_Problem to solve:_ Scan the records and identify every line in which the string "prefix" occurs, then return those lines.

··· Material shown ···

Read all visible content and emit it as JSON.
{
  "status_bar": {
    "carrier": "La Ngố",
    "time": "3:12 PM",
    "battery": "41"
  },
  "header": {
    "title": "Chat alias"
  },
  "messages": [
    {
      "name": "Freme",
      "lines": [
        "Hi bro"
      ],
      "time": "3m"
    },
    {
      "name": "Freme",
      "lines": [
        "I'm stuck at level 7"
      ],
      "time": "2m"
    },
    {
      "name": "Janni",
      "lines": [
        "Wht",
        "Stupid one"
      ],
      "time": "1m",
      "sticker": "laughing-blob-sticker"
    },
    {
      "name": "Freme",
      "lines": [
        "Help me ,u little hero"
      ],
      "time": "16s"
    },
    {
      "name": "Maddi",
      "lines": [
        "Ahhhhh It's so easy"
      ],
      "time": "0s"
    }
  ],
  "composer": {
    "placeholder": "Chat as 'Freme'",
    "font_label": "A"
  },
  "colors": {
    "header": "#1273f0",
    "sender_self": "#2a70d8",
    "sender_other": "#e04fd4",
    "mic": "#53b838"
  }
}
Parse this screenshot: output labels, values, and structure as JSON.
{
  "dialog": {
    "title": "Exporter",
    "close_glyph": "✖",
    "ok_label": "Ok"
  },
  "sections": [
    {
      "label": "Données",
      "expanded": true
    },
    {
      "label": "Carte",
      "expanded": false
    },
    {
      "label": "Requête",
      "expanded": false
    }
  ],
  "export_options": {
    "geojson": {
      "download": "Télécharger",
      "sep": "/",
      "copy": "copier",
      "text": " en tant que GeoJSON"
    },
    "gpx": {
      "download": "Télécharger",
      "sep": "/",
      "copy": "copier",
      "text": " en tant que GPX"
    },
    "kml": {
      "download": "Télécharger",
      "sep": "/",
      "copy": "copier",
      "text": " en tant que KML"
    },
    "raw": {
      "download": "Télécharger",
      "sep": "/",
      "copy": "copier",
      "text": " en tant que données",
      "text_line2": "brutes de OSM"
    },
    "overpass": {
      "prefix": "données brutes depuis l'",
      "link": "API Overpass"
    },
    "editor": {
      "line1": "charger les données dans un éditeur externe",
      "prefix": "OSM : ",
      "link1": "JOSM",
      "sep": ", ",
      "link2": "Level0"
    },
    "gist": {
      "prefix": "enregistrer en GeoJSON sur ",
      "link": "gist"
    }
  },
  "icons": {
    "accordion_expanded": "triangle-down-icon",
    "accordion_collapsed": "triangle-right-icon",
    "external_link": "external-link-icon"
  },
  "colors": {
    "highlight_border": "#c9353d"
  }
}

···

_Response to the exercise:_
      "prefix": "données brutes depuis l'",
      "prefix": "OSM : ",
      "prefix": "enregistrer en GeoJSON sur ",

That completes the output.